» **Saved entries**:
+---+

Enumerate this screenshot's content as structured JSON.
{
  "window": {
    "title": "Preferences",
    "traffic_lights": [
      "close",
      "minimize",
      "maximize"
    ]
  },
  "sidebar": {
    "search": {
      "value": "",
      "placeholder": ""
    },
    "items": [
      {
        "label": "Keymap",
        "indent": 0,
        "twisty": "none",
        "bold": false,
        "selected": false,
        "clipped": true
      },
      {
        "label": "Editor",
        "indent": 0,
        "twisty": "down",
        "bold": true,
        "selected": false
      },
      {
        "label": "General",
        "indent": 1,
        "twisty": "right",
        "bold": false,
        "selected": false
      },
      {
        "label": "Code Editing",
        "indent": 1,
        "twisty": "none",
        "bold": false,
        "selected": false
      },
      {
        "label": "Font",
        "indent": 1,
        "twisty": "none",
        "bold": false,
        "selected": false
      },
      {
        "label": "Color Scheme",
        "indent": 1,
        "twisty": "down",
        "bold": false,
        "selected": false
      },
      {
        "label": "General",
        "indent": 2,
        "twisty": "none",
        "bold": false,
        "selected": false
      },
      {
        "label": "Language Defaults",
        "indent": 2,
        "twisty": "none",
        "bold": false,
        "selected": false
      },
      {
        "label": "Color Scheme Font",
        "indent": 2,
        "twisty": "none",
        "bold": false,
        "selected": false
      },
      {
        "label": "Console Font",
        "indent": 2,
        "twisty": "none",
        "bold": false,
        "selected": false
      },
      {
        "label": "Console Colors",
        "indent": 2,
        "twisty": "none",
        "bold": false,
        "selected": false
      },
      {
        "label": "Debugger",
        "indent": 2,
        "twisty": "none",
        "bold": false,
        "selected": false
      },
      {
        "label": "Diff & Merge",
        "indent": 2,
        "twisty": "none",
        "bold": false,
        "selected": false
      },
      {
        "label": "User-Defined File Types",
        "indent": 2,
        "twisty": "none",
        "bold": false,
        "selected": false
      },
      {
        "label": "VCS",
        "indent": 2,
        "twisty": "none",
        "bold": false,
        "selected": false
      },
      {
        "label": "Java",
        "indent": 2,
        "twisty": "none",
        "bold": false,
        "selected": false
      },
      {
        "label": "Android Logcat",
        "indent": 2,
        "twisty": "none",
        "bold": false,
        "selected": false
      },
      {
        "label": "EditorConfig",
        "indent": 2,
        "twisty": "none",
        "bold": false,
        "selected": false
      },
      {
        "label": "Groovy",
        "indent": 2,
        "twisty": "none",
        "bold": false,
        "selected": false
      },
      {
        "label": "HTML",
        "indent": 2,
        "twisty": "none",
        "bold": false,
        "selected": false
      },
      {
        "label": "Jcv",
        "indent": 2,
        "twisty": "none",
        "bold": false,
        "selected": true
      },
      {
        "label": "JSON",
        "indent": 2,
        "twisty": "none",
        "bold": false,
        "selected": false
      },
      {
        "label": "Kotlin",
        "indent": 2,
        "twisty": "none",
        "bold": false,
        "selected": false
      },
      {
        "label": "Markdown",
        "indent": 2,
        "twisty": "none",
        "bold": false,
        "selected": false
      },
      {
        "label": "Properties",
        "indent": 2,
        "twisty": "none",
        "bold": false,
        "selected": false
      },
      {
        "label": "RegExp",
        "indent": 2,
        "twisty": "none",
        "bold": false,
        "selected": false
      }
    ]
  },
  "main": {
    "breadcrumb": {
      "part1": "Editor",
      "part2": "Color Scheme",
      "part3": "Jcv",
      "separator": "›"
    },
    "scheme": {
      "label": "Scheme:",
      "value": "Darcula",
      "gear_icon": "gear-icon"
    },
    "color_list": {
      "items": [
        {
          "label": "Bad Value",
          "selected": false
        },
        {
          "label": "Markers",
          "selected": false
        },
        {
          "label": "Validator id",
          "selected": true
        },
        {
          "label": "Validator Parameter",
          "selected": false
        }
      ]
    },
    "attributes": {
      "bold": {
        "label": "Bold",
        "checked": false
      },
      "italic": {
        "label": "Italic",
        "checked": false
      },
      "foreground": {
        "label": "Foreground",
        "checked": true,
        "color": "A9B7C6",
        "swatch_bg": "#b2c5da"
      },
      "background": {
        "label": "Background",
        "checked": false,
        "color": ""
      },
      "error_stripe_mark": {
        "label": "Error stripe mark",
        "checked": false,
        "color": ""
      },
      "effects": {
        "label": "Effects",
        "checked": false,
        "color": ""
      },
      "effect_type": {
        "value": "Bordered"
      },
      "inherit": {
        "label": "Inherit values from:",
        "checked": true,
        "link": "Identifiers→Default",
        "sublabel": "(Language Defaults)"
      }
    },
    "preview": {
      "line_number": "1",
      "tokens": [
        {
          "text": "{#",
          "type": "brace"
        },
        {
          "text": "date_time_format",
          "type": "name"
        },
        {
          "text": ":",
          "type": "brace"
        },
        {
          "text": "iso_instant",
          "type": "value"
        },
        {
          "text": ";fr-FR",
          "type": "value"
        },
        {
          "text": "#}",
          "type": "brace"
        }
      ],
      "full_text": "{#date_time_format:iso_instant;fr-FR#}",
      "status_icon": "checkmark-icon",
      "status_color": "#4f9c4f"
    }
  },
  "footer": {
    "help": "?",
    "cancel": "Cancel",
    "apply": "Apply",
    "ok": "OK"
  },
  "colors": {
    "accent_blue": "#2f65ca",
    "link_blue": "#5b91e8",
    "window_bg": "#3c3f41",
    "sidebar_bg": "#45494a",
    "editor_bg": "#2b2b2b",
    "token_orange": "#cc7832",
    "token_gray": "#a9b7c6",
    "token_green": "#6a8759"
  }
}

+---+

» **WRITTEN INSTRUCTION**: Copy every record exactly, with nothing added or dropped.

» **FINISHED EXERCISE**:
Enumerate this screenshot's content as structured JSON.
{
  "window": {
    "title": "Preferences",
    "traffic_lights": [
      "close",
      "minimize",
      "maximize"
    ]
  },
  "sidebar": {
    "search": {
      "value": "",
      "placeholder": ""
    },
    "items": [
      {
        "label": "Keymap",
        "indent": 0,
        "twisty": "none",
        "bold": false,
        "selected": false,
        "clipped": true
      },
      {
        "label": "Editor",
        "indent": 0,
        "twisty": "down",
        "bold": true,
        "selected": false
      },
      {
        "label": "General",
        "indent": 1,
        "twisty": "right",
        "bold": false,
        "selected": false
      },
      {
        "label": "Code Editing",
        "indent": 1,
        "twisty": "none",
        "bold": false,
        "selected": false
      },
      {
        "label": "Font",
        "indent": 1,
        "twisty": "none",
        "bold": false,
        "selected": false
      },
      {
        "label": "Color Scheme",
        "indent": 1,
        "twisty": "down",
        "bold": false,
        "selected": false
      },
      {
        "label": "General",
        "indent": 2,
        "twisty": "none",
        "bold": false,
        "selected": false
      },
      {
        "label": "Language Defaults",
        "indent": 2,
        "twisty": "none",
        "bold": false,
        "selected": false
      },
      {
        "label": "Color Scheme Font",
        "indent": 2,
        "twisty": "none",
        "bold": false,
        "selected": false
      },
      {
        "label": "Console Font",
        "indent": 2,
        "twisty": "none",
        "bold": false,
        "selected": false
      },
      {
        "label": "Console Colors",
        "indent": 2,
        "twisty": "none",
        "bold": false,
        "selected": false
      },
      {
        "label": "Debugger",
        "indent": 2,
        "twisty": "none",
        "bold": false,
        "selected": false
      },
      {
        "label": "Diff & Merge",
        "indent": 2,
        "twisty": "none",
        "bold": false,
        "selected": false
      },
      {
        "label": "User-Defined File Types",
        "indent": 2,
        "twisty": "none",
        "bold": false,
        "selected": false
      },
      {
        "label": "VCS",
        "indent": 2,
        "twisty": "none",
        "bold": false,
        "selected": false
      },
      {
        "label": "Java",
        "indent": 2,
        "twisty": "none",
        "bold": false,
        "selected": false
      },
      {
        "label": "Android Logcat",
        "indent": 2,
        "twisty": "none",
        "bold": false,
        "selected": false
      },
      {
        "label": "EditorConfig",
        "indent": 2,
        "twisty": "none",
        "bold": false,
        "selected": false
      },
      {
        "label": "Groovy",
        "indent": 2,
        "twisty": "none",
        "bold": false,
        "selected": false
      },
      {
        "label": "HTML",
        "indent": 2,
        "twisty": "none",
        "bold": false,
        "selected": false
      },
      {
        "label": "Jcv",
        "indent": 2,
        "twisty": "none",
        "bold": false,
        "selected": true
      },
      {
        "label": "JSON",
        "indent": 2,
        "twisty": "none",
        "bold": false,
        "selected": false
      },
      {
        "label": "Kotlin",
        "indent": 2,
        "twisty": "none",
        "bold": false,
        "selected": false
      },
      {
        "label": "Markdown",
        "indent": 2,
        "twisty": "none",
        "bold": false,
        "selected": false
      },
      {
        "label": "Properties",
        "indent": 2,
        "twisty": "none",
        "bold": false,
        "selected": false
      },
      {
        "label": "RegExp",
        "indent": 2,
        "twisty": "none",
        "bold": false,
        "selected": false
      }
    ]
  },
  "main": {
    "breadcrumb": {
      "part1": "Editor",
      "part2": "Color Scheme",
      "part3": "Jcv",
      "separator": "›"
    },
    "scheme": {
      "label": "Scheme:",
      "value": "Darcula",
      "gear_icon": "gear-icon"
    },
    "color_list": {
      "items": [
        {
          "label": "Bad Value",
          "selected": false
        },
        {
          "label": "Markers",
          "selected": false
        },
        {
          "label": "Validator id",
          "selected": true
        },
        {
          "label": "Validator Parameter",
          "selected": false
        }
      ]
    },
    "attributes": {
      "bold": {
        "label": "Bold",
        "checked": false
      },
      "italic": {
        "label": "Italic",
        "checked": false
      },
      "foreground": {
        "label": "Foreground",
        "checked": true,
        "color": "A9B7C6",
        "swatch_bg": "#b2c5da"
      },
      "background": {
        "label": "Background",
        "checked": false,
        "color": ""
      },
      "error_stripe_mark": {
        "label": "Error stripe mark",
        "checked": false,
        "color": ""
      },
      "effects": {
        "label": "Effects",
        "checked": false,
        "color": ""
      },
      "effect_type": {
        "value": "Bordered"
      },
      "inherit": {
        "label": "Inherit values from:",
        "checked": true,
        "link": "Identifiers→Default",
        "sublabel": "(Language Defaults)"
      }
    },
    "preview": {
      "line_number": "1",
      "tokens": [
        {
          "text": "{#",
          "type": "brace"
        },
        {
          "text": "date_time_format",
          "type": "name"
        },
        {
          "text": ":",
          "type": "brace"
        },
        {
          "text": "iso_instant",
          "type": "value"
        },
        {
          "text": ";fr-FR",
          "type": "value"
        },
        {
          "text": "#}",
          "type": "brace"
        }
      ],
      "full_text": "{#date_time_format:iso_instant;fr-FR#}",
      "status_icon": "checkmark-icon",
      "status_color": "#4f9c4f"
    }
  },
  "footer": {
    "help": "?",
    "cancel": "Cancel",
    "apply": "Apply",
    "ok": "OK"
  },
  "colors": {
    "accent_blue": "#2f65ca",
    "link_blue": "#5b91e8",
    "window_bg": "#3c3f41",
    "sidebar_bg": "#45494a",
    "editor_bg": "#2b2b2b",
    "token_orange": "#cc7832",
    "token_gray": "#a9b7c6",
    "token_green": "#6a8759"
  }
}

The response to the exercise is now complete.